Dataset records
****

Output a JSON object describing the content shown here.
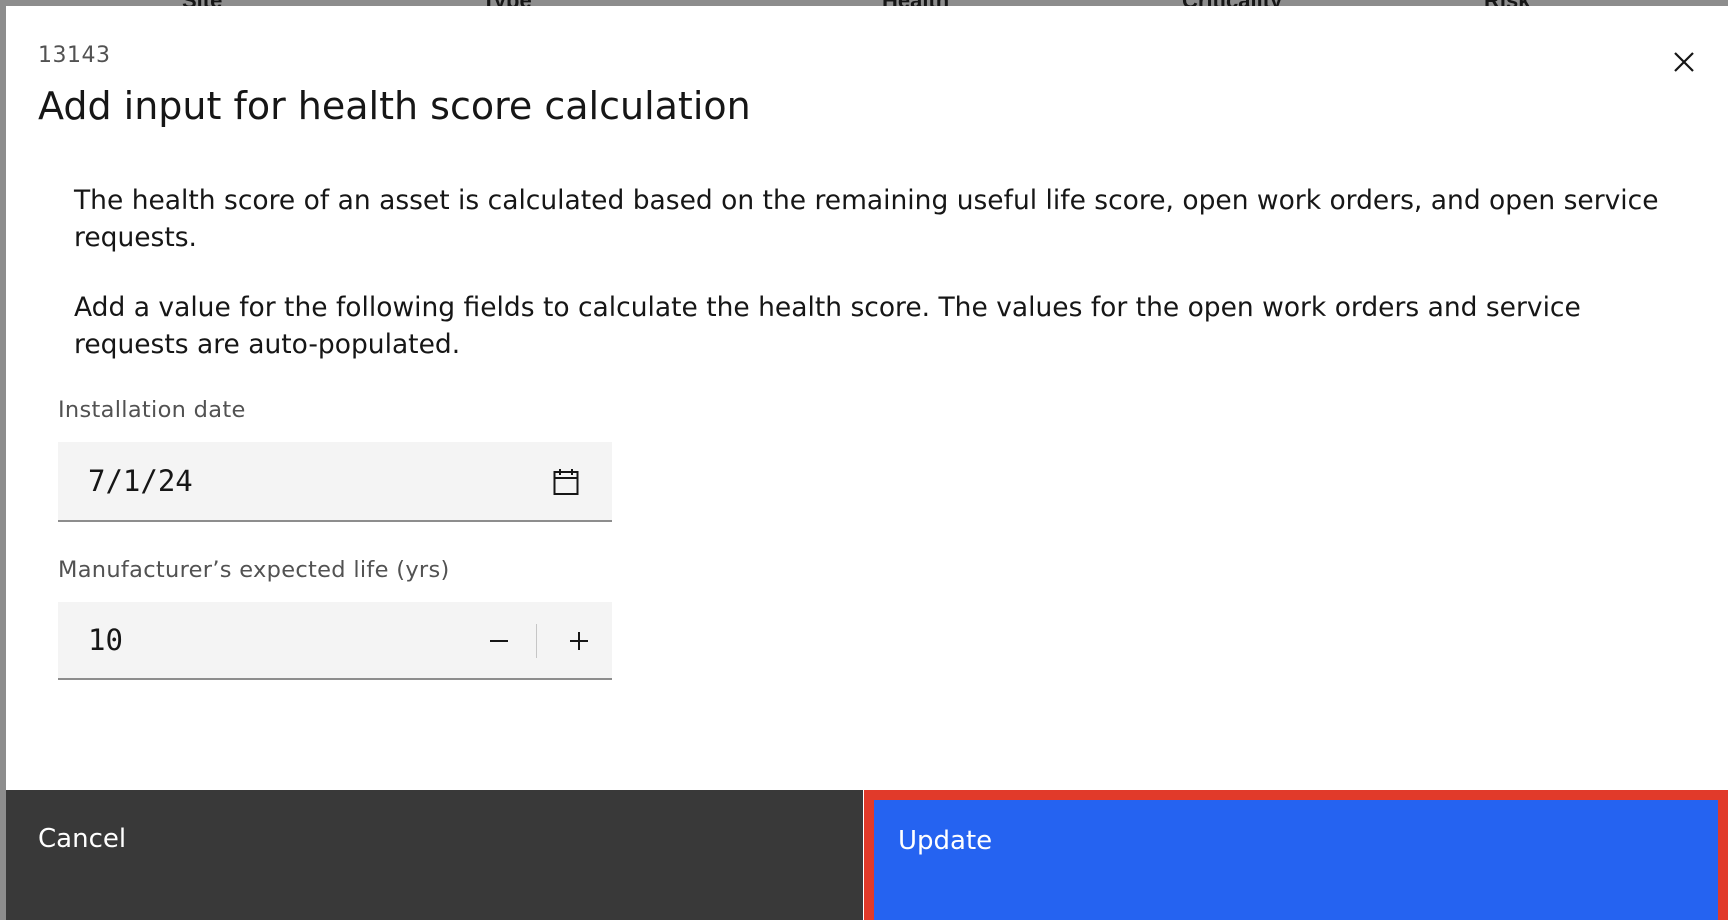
{
  "background": {
    "columns": [
      "Site",
      "Type",
      "Health",
      "Criticality",
      "Risk"
    ]
  },
  "modal": {
    "label": "13143",
    "title": "Add input for health score calculation",
    "description_1": "The health score of an asset is calculated based on the remaining useful life score, open work orders, and open service requests.",
    "description_2": "Add a value for the following fields to calculate the health score. The values for the open work orders and service requests are auto-populated.",
    "installation_date": {
      "label": "Installation date",
      "value": "7/1/24",
      "icon": "calendar-icon"
    },
    "expected_life": {
      "label": "Manufacturer’s expected life (yrs)",
      "value": "10",
      "decrement_icon": "minus-icon",
      "increment_icon": "plus-icon"
    },
    "close_icon": "close-icon"
  },
  "footer": {
    "cancel_label": "Cancel",
    "update_label": "Update"
  },
  "colors": {
    "primary": "#2563f1",
    "secondary": "#393939",
    "highlight": "#e13a2a"
  }
}
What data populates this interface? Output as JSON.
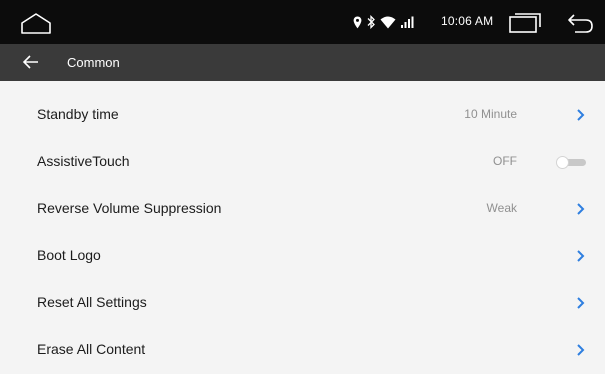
{
  "status_bar": {
    "time": "10:06 AM",
    "icons": [
      "home-icon",
      "location-icon",
      "bluetooth-icon",
      "wifi-icon",
      "signal-icon",
      "recents-icon",
      "back-icon"
    ]
  },
  "header": {
    "title": "Common",
    "back_icon": "arrow-left-icon"
  },
  "settings": [
    {
      "label": "Standby time",
      "value": "10 Minute",
      "control": "chevron"
    },
    {
      "label": "AssistiveTouch",
      "value": "OFF",
      "control": "toggle",
      "toggle_on": false
    },
    {
      "label": "Reverse Volume Suppression",
      "value": "Weak",
      "control": "chevron"
    },
    {
      "label": "Boot Logo",
      "value": "",
      "control": "chevron"
    },
    {
      "label": "Reset All Settings",
      "value": "",
      "control": "chevron"
    },
    {
      "label": "Erase All Content",
      "value": "",
      "control": "chevron"
    }
  ],
  "colors": {
    "status_bar_bg": "#0c0c0c",
    "title_bar_bg": "#3a3a3a",
    "list_bg": "#f4f4f4",
    "accent": "#2f7fe0"
  }
}
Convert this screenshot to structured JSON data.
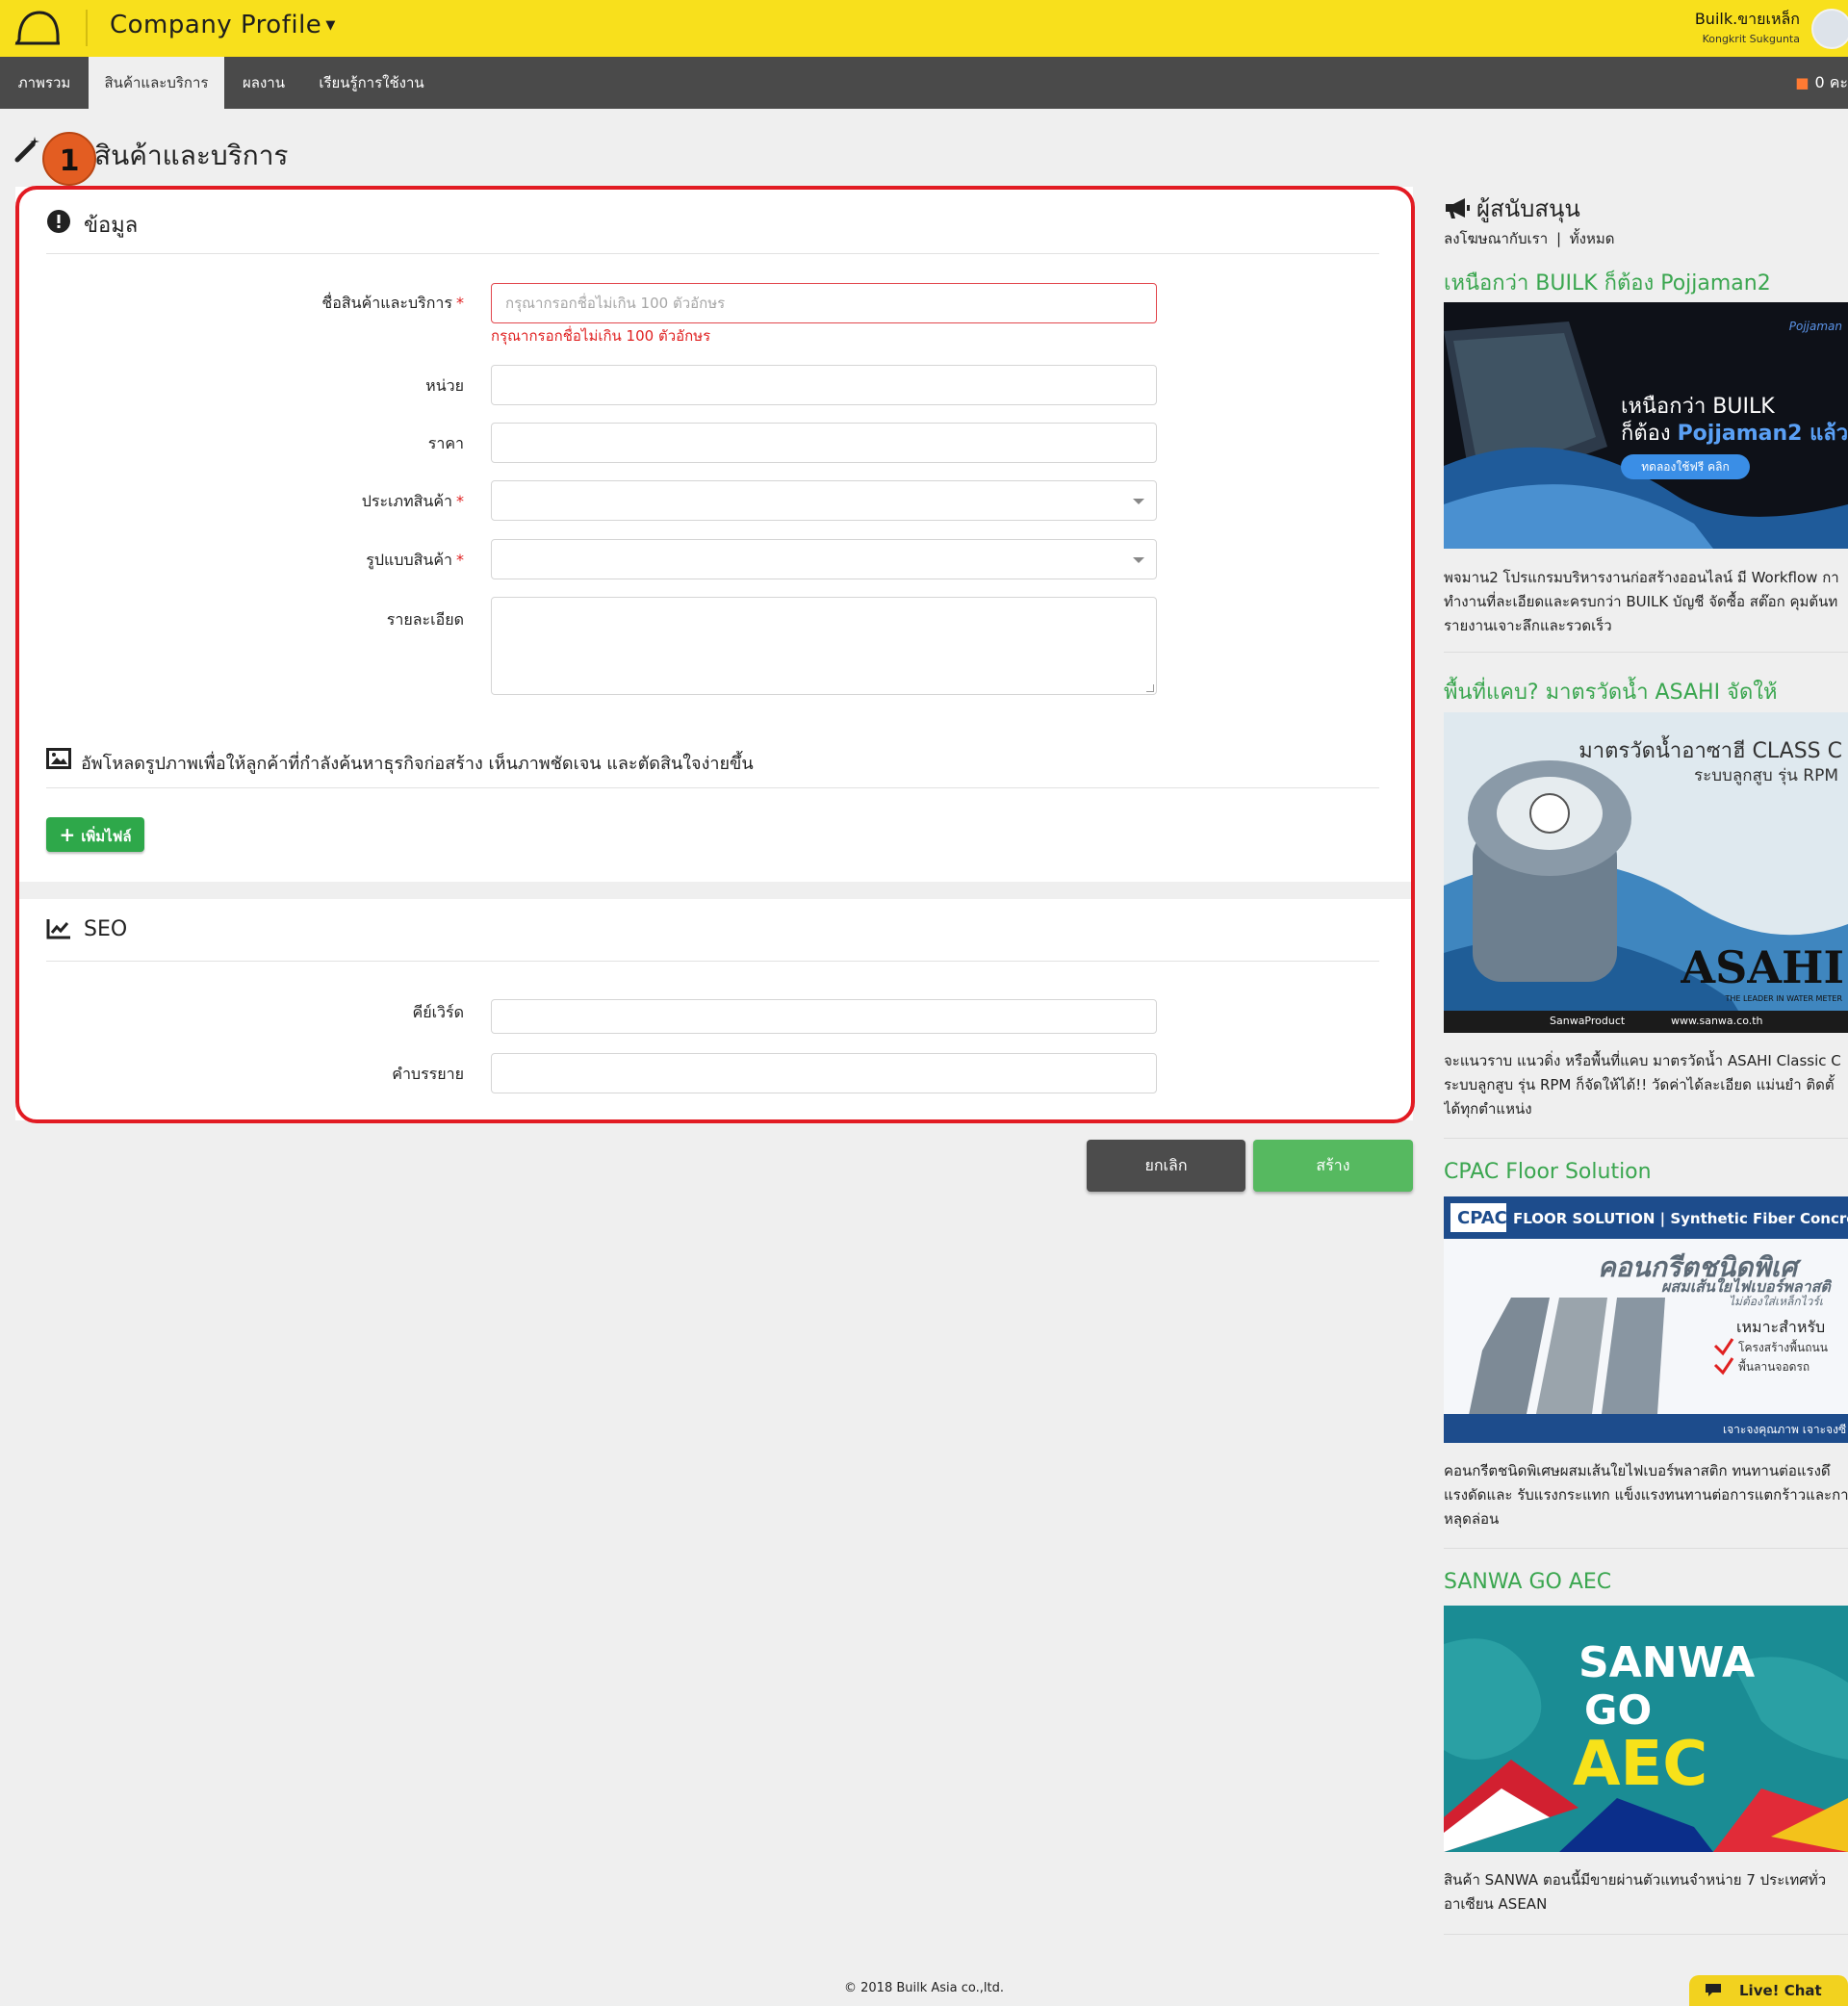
{
  "header": {
    "app_title": "Company Profile",
    "user_name": "Builk.ขายเหล็ก",
    "user_sub": "Kongkrit Sukgunta"
  },
  "nav": {
    "tabs": [
      "ภาพรวม",
      "สินค้าและบริการ",
      "ผลงาน",
      "เรียนรู้การใช้งาน"
    ],
    "active_tab": "สินค้าและบริการ",
    "right_text": "0 คะ"
  },
  "page": {
    "title": "สินค้าและบริการ",
    "step_badge": "1"
  },
  "info_section": {
    "heading": "ข้อมูล",
    "fields": {
      "name_label": "ชื่อสินค้าและบริการ",
      "name_placeholder": "กรุณากรอกชื่อไม่เกิน 100 ตัวอักษร",
      "name_error": "กรุณากรอกชื่อไม่เกิน 100 ตัวอักษร",
      "unit_label": "หน่วย",
      "price_label": "ราคา",
      "category_label": "ประเภทสินค้า",
      "format_label": "รูปแบบสินค้า",
      "detail_label": "รายละเอียด"
    },
    "required_mark": "*"
  },
  "upload_section": {
    "heading": "อัพโหลดรูปภาพเพื่อให้ลูกค้าที่กำลังค้นหาธุรกิจก่อสร้าง เห็นภาพชัดเจน และตัดสินใจง่ายขึ้น",
    "add_file_label": "เพิ่มไฟล์",
    "add_file_icon": "+"
  },
  "seo_section": {
    "heading": "SEO",
    "keyword_label": "คีย์เวิร์ด",
    "description_label": "คำบรรยาย"
  },
  "actions": {
    "cancel_label": "ยกเลิก",
    "create_label": "สร้าง"
  },
  "sidebar": {
    "heading": "ผู้สนับสนุน",
    "sub_links": [
      "ลงโฆษณากับเรา",
      "ทั้งหมด"
    ],
    "sub_sep": "|",
    "ads": [
      {
        "title": "เหนือกว่า BUILK ก็ต้อง Pojjaman2",
        "desc": [
          "พจมาน2 โปรแกรมบริหารงานก่อสร้างออนไลน์ มี Workflow กา",
          "ทำงานที่ละเอียดและครบกว่า BUILK บัญชี จัดซื้อ สต๊อก คุมต้นท",
          "รายงานเจาะลึกและรวดเร็ว"
        ],
        "img_text": {
          "brand": "Pojjaman",
          "line1": "เหนือกว่า BUILK",
          "line2a": "ก็ต้อง ",
          "line2b": "Pojjaman2 แล้ว",
          "cta": "ทดลองใช้ฟรี คลิก"
        }
      },
      {
        "title": "พื้นที่แคบ? มาตรวัดน้ำ ASAHI จัดให้",
        "desc": [
          "จะแนวราบ แนวดิ่ง หรือพื้นที่แคบ มาตรวัดน้ำ ASAHI Classic C",
          "ระบบลูกสูบ รุ่น RPM ก็จัดให้ได้!! วัดค่าได้ละเอียด แม่นยำ ติดตั้",
          "ได้ทุกตำแหน่ง"
        ],
        "img_text": {
          "line1": "มาตรวัดน้ำอาซาฮี CLASS C",
          "line2": "ระบบลูกสูบ รุ่น RPM",
          "brand": "ASAHI",
          "tagline": "THE LEADER IN WATER METER",
          "fb": "SanwaProduct",
          "web": "www.sanwa.co.th"
        }
      },
      {
        "title": "CPAC Floor Solution",
        "desc": [
          "คอนกรีตชนิดพิเศษผสมเส้นใยไฟเบอร์พลาสติก ทนทานต่อแรงดึ",
          "แรงดัดและ รับแรงกระแทก แข็งแรงทนทานต่อการแตกร้าวและกา",
          "หลุดล่อน"
        ],
        "img_text": {
          "logo": "CPAC",
          "band": "FLOOR SOLUTION | Synthetic Fiber Concrete",
          "big": "คอนกรีตชนิดพิเศ",
          "sub": "ผสมเส้นใยไฟเบอร์พลาสติ",
          "sub2": "ไม่ต้องใส่เหล็กไวร์เ",
          "suit": "เหมาะสำหรับ",
          "item1": "โครงสร้างพื้นถนน",
          "item2": "พื้นลานจอดรถ",
          "foot": "เจาะจงคุณภาพ เจาะจงซี"
        }
      },
      {
        "title": "SANWA GO AEC",
        "desc": [
          "สินค้า SANWA ตอนนี้มีขายผ่านตัวแทนจำหน่าย 7 ประเทศทั่ว",
          "อาเซียน ASEAN"
        ],
        "img_text": {
          "line1": "SANWA",
          "line2": "GO",
          "line3": "AEC"
        }
      }
    ]
  },
  "footer": {
    "text": "2018 Builk Asia co.,ltd."
  },
  "chat": {
    "label": "Live! Chat"
  },
  "colors": {
    "header_yellow": "#f8e01c",
    "nav_dark": "#4a4a4a",
    "accent_green": "#3aa64f",
    "error_red": "#e21b23"
  }
}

****

__What is needed__. Give the count of lines in the records that contain "CPAC", and no other text.

__Response__. 2